TASK INSTRUCTIONS => Check each line of the entries below for the string "Stability"; copy every line where it appears.

RECORDS FOR PROCESSING =>
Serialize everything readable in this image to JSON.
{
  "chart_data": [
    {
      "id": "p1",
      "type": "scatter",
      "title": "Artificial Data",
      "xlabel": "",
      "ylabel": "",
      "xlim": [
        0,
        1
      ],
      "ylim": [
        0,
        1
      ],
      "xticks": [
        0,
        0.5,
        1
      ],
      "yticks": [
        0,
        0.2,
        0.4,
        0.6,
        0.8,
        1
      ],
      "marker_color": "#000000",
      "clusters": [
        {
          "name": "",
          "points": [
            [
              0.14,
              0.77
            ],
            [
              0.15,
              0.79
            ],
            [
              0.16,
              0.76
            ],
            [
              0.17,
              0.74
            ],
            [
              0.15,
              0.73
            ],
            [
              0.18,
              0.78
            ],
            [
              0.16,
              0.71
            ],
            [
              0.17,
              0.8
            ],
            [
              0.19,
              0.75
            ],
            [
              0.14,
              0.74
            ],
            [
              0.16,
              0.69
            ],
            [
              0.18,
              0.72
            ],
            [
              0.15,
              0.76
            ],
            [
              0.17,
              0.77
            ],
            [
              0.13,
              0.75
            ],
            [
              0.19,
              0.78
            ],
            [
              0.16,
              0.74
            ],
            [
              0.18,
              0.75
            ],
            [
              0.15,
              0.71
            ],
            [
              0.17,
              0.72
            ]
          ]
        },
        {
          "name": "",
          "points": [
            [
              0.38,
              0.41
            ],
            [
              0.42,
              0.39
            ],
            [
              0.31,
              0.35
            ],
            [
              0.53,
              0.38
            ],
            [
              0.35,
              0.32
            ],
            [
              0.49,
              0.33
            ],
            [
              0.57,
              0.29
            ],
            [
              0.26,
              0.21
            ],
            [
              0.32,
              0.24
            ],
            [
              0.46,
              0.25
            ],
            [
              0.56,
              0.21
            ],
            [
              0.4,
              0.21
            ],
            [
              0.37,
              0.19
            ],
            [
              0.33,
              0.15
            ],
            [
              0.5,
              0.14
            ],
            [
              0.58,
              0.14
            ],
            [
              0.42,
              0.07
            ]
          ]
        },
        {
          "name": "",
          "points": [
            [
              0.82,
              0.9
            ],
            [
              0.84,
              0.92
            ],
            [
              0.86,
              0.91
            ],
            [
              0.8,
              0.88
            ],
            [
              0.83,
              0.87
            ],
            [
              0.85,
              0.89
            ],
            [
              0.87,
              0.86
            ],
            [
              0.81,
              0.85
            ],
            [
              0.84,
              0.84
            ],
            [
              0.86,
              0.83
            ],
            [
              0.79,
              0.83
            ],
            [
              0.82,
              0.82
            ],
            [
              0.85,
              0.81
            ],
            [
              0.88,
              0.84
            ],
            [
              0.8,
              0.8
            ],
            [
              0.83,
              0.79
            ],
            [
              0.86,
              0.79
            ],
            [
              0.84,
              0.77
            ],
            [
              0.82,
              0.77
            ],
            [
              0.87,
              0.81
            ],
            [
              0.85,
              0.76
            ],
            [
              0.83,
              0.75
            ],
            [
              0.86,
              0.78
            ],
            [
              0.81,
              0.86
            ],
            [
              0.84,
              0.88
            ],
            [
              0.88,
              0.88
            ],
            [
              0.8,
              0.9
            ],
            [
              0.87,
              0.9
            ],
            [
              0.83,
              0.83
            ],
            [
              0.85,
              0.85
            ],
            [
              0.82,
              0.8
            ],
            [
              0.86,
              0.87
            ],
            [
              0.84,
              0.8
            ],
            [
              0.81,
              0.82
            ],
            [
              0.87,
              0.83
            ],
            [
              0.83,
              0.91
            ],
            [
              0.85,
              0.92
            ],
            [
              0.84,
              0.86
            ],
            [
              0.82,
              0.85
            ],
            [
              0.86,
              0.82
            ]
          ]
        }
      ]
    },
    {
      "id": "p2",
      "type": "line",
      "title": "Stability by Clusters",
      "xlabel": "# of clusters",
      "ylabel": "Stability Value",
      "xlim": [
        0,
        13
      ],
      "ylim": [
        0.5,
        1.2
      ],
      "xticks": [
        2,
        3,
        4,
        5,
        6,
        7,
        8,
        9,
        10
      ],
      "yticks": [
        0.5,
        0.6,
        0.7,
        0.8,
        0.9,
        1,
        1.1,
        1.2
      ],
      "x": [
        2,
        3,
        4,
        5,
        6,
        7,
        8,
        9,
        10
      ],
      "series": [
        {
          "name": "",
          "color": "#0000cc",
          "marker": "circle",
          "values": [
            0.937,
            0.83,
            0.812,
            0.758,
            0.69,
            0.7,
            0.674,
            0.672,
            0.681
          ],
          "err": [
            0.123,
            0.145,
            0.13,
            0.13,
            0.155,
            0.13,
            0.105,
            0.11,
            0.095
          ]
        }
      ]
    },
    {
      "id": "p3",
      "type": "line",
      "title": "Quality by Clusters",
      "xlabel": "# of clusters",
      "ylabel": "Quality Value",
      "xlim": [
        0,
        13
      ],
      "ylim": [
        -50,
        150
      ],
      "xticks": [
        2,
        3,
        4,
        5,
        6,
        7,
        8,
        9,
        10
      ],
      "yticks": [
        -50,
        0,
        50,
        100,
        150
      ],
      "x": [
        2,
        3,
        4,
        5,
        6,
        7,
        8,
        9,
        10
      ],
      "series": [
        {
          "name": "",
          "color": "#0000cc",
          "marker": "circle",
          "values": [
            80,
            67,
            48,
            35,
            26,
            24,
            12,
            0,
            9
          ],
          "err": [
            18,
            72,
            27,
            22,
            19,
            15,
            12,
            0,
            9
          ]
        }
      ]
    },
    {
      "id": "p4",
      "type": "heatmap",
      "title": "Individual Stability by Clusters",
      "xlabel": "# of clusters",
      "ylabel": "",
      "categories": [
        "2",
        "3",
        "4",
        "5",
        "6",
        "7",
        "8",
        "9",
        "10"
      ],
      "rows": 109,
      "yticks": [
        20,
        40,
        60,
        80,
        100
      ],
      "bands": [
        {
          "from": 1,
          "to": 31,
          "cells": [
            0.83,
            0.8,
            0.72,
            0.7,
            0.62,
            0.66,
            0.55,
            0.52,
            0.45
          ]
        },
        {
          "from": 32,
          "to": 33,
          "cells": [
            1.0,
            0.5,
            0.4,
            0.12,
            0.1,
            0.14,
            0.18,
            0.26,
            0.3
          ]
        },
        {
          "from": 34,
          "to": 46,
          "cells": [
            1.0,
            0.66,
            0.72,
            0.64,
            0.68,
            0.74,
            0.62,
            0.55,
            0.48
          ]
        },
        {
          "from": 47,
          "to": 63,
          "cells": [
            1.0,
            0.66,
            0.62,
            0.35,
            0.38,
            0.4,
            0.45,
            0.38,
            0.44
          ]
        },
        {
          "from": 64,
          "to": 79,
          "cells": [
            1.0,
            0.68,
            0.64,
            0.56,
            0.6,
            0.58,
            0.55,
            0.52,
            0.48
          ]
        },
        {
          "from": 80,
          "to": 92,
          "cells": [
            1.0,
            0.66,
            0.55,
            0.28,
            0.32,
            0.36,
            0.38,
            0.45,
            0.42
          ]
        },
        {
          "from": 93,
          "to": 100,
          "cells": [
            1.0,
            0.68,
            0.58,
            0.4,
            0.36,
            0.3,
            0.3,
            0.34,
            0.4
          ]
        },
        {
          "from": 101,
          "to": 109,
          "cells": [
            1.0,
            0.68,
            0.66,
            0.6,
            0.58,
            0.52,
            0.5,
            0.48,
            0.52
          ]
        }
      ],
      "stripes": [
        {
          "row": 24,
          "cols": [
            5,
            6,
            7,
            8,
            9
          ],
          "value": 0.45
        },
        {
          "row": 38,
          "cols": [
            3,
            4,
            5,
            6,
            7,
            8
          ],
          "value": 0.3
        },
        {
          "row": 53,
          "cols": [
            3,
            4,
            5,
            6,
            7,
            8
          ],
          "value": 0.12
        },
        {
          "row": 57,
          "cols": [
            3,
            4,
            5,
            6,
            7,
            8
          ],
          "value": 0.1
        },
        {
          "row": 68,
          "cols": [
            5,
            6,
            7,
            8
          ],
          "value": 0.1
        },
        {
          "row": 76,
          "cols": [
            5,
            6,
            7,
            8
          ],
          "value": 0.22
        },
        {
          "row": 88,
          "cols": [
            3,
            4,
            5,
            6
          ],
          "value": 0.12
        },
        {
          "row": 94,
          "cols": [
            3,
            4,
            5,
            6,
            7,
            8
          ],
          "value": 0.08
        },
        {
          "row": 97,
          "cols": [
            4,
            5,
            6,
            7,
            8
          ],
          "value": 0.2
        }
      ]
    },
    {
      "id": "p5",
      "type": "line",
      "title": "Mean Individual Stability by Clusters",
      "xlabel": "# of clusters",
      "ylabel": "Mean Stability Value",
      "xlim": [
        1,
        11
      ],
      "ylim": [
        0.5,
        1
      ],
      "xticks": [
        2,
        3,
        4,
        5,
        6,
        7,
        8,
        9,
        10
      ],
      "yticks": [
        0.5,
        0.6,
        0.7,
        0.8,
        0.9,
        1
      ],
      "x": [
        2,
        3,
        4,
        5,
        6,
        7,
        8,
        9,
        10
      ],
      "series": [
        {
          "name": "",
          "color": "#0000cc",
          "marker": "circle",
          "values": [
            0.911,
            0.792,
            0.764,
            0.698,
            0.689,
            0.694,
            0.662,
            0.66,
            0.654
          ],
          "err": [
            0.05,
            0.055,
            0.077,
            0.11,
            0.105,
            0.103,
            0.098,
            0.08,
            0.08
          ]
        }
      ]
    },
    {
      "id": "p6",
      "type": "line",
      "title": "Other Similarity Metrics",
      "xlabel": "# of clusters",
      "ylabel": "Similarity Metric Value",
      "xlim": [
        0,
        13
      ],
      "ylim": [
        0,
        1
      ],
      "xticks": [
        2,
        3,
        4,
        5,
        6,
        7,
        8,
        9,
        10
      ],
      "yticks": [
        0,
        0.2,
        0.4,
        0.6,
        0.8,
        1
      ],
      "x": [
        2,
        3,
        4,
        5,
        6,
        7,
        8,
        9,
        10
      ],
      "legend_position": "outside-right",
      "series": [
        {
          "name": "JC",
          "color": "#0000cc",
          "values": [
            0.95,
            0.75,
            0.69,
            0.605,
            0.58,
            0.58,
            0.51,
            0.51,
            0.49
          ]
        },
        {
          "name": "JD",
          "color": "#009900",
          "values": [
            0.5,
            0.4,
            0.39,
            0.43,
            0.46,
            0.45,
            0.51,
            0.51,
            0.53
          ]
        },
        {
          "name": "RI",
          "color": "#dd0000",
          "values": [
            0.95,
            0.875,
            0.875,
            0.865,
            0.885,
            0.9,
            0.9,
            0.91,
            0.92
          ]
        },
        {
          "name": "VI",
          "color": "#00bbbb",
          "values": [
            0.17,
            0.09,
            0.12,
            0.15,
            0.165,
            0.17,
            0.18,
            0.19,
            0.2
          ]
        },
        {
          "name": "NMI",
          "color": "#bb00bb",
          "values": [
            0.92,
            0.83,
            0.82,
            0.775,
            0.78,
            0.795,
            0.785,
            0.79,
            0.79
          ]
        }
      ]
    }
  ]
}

COMPLETE RESPONSE =>
      "title": "Stability by Clusters",
      "ylabel": "Stability Value",
      "title": "Individual Stability by Clusters",
      "title": "Mean Individual Stability by Clusters",
      "ylabel": "Mean Stability Value",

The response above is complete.